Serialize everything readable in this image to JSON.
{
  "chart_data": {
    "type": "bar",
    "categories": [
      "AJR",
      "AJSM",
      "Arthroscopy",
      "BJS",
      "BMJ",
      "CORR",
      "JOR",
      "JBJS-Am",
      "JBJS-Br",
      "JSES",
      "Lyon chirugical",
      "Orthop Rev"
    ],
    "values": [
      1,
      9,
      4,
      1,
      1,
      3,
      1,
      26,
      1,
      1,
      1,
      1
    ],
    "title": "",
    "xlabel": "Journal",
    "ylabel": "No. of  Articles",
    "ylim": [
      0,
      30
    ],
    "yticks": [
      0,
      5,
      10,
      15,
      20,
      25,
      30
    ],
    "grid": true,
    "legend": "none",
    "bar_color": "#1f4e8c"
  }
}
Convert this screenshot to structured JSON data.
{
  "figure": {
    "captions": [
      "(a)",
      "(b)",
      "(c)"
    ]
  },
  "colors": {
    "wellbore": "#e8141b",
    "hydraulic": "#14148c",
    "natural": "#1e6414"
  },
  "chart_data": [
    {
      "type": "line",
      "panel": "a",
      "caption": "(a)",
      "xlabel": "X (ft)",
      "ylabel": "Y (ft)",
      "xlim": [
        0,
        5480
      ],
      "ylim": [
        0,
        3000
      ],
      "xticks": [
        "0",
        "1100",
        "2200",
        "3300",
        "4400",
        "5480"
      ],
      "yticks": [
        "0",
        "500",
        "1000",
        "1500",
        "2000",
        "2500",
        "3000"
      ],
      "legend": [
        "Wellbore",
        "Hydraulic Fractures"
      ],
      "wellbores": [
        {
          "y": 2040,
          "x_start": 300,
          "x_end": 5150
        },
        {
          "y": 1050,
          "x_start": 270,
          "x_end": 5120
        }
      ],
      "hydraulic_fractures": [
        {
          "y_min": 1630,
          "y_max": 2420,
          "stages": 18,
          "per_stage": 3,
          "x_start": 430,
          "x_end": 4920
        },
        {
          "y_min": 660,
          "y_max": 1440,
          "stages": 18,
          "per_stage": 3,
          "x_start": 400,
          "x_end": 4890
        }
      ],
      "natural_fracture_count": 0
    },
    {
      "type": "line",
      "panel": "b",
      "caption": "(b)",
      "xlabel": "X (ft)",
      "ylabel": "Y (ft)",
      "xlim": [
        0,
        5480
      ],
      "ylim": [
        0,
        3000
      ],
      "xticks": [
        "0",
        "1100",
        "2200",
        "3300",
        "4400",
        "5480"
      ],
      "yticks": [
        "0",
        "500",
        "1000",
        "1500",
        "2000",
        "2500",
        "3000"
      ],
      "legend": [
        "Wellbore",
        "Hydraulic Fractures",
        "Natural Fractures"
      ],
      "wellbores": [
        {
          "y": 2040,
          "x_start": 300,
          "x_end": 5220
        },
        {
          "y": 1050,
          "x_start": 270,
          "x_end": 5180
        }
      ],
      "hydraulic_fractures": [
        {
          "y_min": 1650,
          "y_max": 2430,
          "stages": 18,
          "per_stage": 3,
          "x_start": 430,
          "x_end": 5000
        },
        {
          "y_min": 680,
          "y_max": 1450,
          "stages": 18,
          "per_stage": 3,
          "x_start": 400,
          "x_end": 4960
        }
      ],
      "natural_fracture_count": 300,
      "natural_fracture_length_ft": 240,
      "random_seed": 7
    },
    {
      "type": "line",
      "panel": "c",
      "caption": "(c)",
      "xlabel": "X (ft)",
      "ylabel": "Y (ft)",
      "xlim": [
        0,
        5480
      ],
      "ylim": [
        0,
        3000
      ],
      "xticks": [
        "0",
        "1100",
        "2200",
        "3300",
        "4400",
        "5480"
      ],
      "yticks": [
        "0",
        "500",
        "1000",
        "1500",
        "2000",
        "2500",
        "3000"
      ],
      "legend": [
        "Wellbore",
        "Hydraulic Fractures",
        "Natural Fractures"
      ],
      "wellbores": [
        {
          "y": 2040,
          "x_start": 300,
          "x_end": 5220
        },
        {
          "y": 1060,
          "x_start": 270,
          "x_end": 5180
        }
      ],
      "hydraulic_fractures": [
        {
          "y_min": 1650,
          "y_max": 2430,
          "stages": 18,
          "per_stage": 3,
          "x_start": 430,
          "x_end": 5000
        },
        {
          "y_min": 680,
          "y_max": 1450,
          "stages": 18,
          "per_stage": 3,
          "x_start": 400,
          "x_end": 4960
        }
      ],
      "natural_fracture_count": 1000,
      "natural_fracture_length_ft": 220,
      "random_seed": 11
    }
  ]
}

**TASK BRIEF**
Transcribe the material exactly as it reads.

**RIGHT ANSWER**
Serialize everything readable in this image to JSON.
{
  "chart_data": {
    "type": "bar",
    "categories": [
      "AJR",
      "AJSM",
      "Arthroscopy",
      "BJS",
      "BMJ",
      "CORR",
      "JOR",
      "JBJS-Am",
      "JBJS-Br",
      "JSES",
      "Lyon chirugical",
      "Orthop Rev"
    ],
    "values": [
      1,
      9,
      4,
      1,
      1,
      3,
      1,
      26,
      1,
      1,
      1,
      1
    ],
    "title": "",
    "xlabel": "Journal",
    "ylabel": "No. of  Articles",
    "ylim": [
      0,
      30
    ],
    "yticks": [
      0,
      5,
      10,
      15,
      20,
      25,
      30
    ],
    "grid": true,
    "legend": "none",
    "bar_color": "#1f4e8c"
  }
}
Convert this screenshot to structured JSON data.
{
  "figure": {
    "captions": [
      "(a)",
      "(b)",
      "(c)"
    ]
  },
  "colors": {
    "wellbore": "#e8141b",
    "hydraulic": "#14148c",
    "natural": "#1e6414"
  },
  "chart_data": [
    {
      "type": "line",
      "panel": "a",
      "caption": "(a)",
      "xlabel": "X (ft)",
      "ylabel": "Y (ft)",
      "xlim": [
        0,
        5480
      ],
      "ylim": [
        0,
        3000
      ],
      "xticks": [
        "0",
        "1100",
        "2200",
        "3300",
        "4400",
        "5480"
      ],
      "yticks": [
        "0",
        "500",
        "1000",
        "1500",
        "2000",
        "2500",
        "3000"
      ],
      "legend": [
        "Wellbore",
        "Hydraulic Fractures"
      ],
      "wellbores": [
        {
          "y": 2040,
          "x_start": 300,
          "x_end": 5150
        },
        {
          "y": 1050,
          "x_start": 270,
          "x_end": 5120
        }
      ],
      "hydraulic_fractures": [
        {
          "y_min": 1630,
          "y_max": 2420,
          "stages": 18,
          "per_stage": 3,
          "x_start": 430,
          "x_end": 4920
        },
        {
          "y_min": 660,
          "y_max": 1440,
          "stages": 18,
          "per_stage": 3,
          "x_start": 400,
          "x_end": 4890
        }
      ],
      "natural_fracture_count": 0
    },
    {
      "type": "line",
      "panel": "b",
      "caption": "(b)",
      "xlabel": "X (ft)",
      "ylabel": "Y (ft)",
      "xlim": [
        0,
        5480
      ],
      "ylim": [
        0,
        3000
      ],
      "xticks": [
        "0",
        "1100",
        "2200",
        "3300",
        "4400",
        "5480"
      ],
      "yticks": [
        "0",
        "500",
        "1000",
        "1500",
        "2000",
        "2500",
        "3000"
      ],
      "legend": [
        "Wellbore",
        "Hydraulic Fractures",
        "Natural Fractures"
      ],
      "wellbores": [
        {
          "y": 2040,
          "x_start": 300,
          "x_end": 5220
        },
        {
          "y": 1050,
          "x_start": 270,
          "x_end": 5180
        }
      ],
      "hydraulic_fractures": [
        {
          "y_min": 1650,
          "y_max": 2430,
          "stages": 18,
          "per_stage": 3,
          "x_start": 430,
          "x_end": 5000
        },
        {
          "y_min": 680,
          "y_max": 1450,
          "stages": 18,
          "per_stage": 3,
          "x_start": 400,
          "x_end": 4960
        }
      ],
      "natural_fracture_count": 300,
      "natural_fracture_length_ft": 240,
      "random_seed": 7
    },
    {
      "type": "line",
      "panel": "c",
      "caption": "(c)",
      "xlabel": "X (ft)",
      "ylabel": "Y (ft)",
      "xlim": [
        0,
        5480
      ],
      "ylim": [
        0,
        3000
      ],
      "xticks": [
        "0",
        "1100",
        "2200",
        "3300",
        "4400",
        "5480"
      ],
      "yticks": [
        "0",
        "500",
        "1000",
        "1500",
        "2000",
        "2500",
        "3000"
      ],
      "legend": [
        "Wellbore",
        "Hydraulic Fractures",
        "Natural Fractures"
      ],
      "wellbores": [
        {
          "y": 2040,
          "x_start": 300,
          "x_end": 5220
        },
        {
          "y": 1060,
          "x_start": 270,
          "x_end": 5180
        }
      ],
      "hydraulic_fractures": [
        {
          "y_min": 1650,
          "y_max": 2430,
          "stages": 18,
          "per_stage": 3,
          "x_start": 430,
          "x_end": 5000
        },
        {
          "y_min": 680,
          "y_max": 1450,
          "stages": 18,
          "per_stage": 3,
          "x_start": 400,
          "x_end": 4960
        }
      ],
      "natural_fracture_count": 1000,
      "natural_fracture_length_ft": 220,
      "random_seed": 11
    }
  ]
}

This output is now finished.